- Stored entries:
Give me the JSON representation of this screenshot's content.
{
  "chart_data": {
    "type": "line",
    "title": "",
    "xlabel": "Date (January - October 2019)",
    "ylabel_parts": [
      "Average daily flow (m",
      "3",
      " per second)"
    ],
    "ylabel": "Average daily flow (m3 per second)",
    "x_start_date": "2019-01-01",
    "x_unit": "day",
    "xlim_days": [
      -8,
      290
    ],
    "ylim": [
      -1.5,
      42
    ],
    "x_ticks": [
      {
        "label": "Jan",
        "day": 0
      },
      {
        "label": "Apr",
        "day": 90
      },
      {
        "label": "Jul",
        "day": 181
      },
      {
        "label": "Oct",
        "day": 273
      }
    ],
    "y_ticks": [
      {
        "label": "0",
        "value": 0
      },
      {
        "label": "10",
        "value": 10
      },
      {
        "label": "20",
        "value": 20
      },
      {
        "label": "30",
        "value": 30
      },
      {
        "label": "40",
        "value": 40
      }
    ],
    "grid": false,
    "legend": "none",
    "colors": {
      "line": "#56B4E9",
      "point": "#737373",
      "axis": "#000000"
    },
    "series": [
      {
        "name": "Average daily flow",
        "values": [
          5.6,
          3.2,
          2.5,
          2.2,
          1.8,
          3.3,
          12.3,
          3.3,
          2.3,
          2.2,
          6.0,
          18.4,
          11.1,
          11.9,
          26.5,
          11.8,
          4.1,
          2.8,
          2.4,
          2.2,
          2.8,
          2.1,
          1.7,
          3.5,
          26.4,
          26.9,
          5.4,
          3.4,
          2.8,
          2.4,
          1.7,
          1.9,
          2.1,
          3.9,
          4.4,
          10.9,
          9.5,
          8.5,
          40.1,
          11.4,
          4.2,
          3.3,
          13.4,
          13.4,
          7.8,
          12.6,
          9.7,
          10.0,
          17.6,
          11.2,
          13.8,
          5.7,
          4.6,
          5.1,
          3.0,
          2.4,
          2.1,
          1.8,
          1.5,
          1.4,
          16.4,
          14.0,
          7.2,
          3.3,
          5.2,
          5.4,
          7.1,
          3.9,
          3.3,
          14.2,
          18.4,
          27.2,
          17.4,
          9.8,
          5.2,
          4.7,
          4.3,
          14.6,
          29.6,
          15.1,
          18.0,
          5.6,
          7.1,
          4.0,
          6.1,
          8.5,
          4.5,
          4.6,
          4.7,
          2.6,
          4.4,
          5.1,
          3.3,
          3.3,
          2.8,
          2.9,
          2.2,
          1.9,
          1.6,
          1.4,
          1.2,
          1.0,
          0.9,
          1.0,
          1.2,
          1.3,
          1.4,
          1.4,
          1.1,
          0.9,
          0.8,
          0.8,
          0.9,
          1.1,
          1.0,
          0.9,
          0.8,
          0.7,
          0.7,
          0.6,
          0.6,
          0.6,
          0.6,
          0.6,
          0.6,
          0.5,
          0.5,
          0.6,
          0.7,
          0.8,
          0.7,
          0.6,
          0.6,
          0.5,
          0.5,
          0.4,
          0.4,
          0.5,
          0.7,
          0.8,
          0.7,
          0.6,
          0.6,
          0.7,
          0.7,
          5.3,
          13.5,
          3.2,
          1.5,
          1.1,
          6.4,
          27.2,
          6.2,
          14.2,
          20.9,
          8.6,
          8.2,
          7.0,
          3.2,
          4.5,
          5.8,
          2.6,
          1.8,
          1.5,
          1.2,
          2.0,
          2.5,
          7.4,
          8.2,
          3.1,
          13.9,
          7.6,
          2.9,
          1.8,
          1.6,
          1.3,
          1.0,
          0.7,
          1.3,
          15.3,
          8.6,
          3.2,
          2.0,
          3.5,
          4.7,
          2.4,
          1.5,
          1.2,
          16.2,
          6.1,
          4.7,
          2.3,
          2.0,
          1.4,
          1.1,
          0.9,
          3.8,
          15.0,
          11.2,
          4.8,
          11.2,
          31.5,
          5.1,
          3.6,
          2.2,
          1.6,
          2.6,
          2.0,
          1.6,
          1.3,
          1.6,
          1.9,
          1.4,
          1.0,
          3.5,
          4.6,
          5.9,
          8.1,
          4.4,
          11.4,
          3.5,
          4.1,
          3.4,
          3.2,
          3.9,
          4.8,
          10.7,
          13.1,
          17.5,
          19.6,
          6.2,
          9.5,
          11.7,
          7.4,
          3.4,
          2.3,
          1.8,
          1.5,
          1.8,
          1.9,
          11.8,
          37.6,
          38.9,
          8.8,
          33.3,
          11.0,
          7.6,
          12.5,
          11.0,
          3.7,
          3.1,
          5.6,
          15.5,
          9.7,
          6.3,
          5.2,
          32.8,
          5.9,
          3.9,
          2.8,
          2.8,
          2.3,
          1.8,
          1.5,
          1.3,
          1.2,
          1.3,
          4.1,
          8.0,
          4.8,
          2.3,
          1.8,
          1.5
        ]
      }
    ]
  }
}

- Task instructions:
Exactly reproduce all of the entries.

- Full output:
Give me the JSON representation of this screenshot's content.
{
  "chart_data": {
    "type": "line",
    "title": "",
    "xlabel": "Date (January - October 2019)",
    "ylabel_parts": [
      "Average daily flow (m",
      "3",
      " per second)"
    ],
    "ylabel": "Average daily flow (m3 per second)",
    "x_start_date": "2019-01-01",
    "x_unit": "day",
    "xlim_days": [
      -8,
      290
    ],
    "ylim": [
      -1.5,
      42
    ],
    "x_ticks": [
      {
        "label": "Jan",
        "day": 0
      },
      {
        "label": "Apr",
        "day": 90
      },
      {
        "label": "Jul",
        "day": 181
      },
      {
        "label": "Oct",
        "day": 273
      }
    ],
    "y_ticks": [
      {
        "label": "0",
        "value": 0
      },
      {
        "label": "10",
        "value": 10
      },
      {
        "label": "20",
        "value": 20
      },
      {
        "label": "30",
        "value": 30
      },
      {
        "label": "40",
        "value": 40
      }
    ],
    "grid": false,
    "legend": "none",
    "colors": {
      "line": "#56B4E9",
      "point": "#737373",
      "axis": "#000000"
    },
    "series": [
      {
        "name": "Average daily flow",
        "values": [
          5.6,
          3.2,
          2.5,
          2.2,
          1.8,
          3.3,
          12.3,
          3.3,
          2.3,
          2.2,
          6.0,
          18.4,
          11.1,
          11.9,
          26.5,
          11.8,
          4.1,
          2.8,
          2.4,
          2.2,
          2.8,
          2.1,
          1.7,
          3.5,
          26.4,
          26.9,
          5.4,
          3.4,
          2.8,
          2.4,
          1.7,
          1.9,
          2.1,
          3.9,
          4.4,
          10.9,
          9.5,
          8.5,
          40.1,
          11.4,
          4.2,
          3.3,
          13.4,
          13.4,
          7.8,
          12.6,
          9.7,
          10.0,
          17.6,
          11.2,
          13.8,
          5.7,
          4.6,
          5.1,
          3.0,
          2.4,
          2.1,
          1.8,
          1.5,
          1.4,
          16.4,
          14.0,
          7.2,
          3.3,
          5.2,
          5.4,
          7.1,
          3.9,
          3.3,
          14.2,
          18.4,
          27.2,
          17.4,
          9.8,
          5.2,
          4.7,
          4.3,
          14.6,
          29.6,
          15.1,
          18.0,
          5.6,
          7.1,
          4.0,
          6.1,
          8.5,
          4.5,
          4.6,
          4.7,
          2.6,
          4.4,
          5.1,
          3.3,
          3.3,
          2.8,
          2.9,
          2.2,
          1.9,
          1.6,
          1.4,
          1.2,
          1.0,
          0.9,
          1.0,
          1.2,
          1.3,
          1.4,
          1.4,
          1.1,
          0.9,
          0.8,
          0.8,
          0.9,
          1.1,
          1.0,
          0.9,
          0.8,
          0.7,
          0.7,
          0.6,
          0.6,
          0.6,
          0.6,
          0.6,
          0.6,
          0.5,
          0.5,
          0.6,
          0.7,
          0.8,
          0.7,
          0.6,
          0.6,
          0.5,
          0.5,
          0.4,
          0.4,
          0.5,
          0.7,
          0.8,
          0.7,
          0.6,
          0.6,
          0.7,
          0.7,
          5.3,
          13.5,
          3.2,
          1.5,
          1.1,
          6.4,
          27.2,
          6.2,
          14.2,
          20.9,
          8.6,
          8.2,
          7.0,
          3.2,
          4.5,
          5.8,
          2.6,
          1.8,
          1.5,
          1.2,
          2.0,
          2.5,
          7.4,
          8.2,
          3.1,
          13.9,
          7.6,
          2.9,
          1.8,
          1.6,
          1.3,
          1.0,
          0.7,
          1.3,
          15.3,
          8.6,
          3.2,
          2.0,
          3.5,
          4.7,
          2.4,
          1.5,
          1.2,
          16.2,
          6.1,
          4.7,
          2.3,
          2.0,
          1.4,
          1.1,
          0.9,
          3.8,
          15.0,
          11.2,
          4.8,
          11.2,
          31.5,
          5.1,
          3.6,
          2.2,
          1.6,
          2.6,
          2.0,
          1.6,
          1.3,
          1.6,
          1.9,
          1.4,
          1.0,
          3.5,
          4.6,
          5.9,
          8.1,
          4.4,
          11.4,
          3.5,
          4.1,
          3.4,
          3.2,
          3.9,
          4.8,
          10.7,
          13.1,
          17.5,
          19.6,
          6.2,
          9.5,
          11.7,
          7.4,
          3.4,
          2.3,
          1.8,
          1.5,
          1.8,
          1.9,
          11.8,
          37.6,
          38.9,
          8.8,
          33.3,
          11.0,
          7.6,
          12.5,
          11.0,
          3.7,
          3.1,
          5.6,
          15.5,
          9.7,
          6.3,
          5.2,
          32.8,
          5.9,
          3.9,
          2.8,
          2.8,
          2.3,
          1.8,
          1.5,
          1.3,
          1.2,
          1.3,
          4.1,
          8.0,
          4.8,
          2.3,
          1.8,
          1.5
        ]
      }
    ]
  }
}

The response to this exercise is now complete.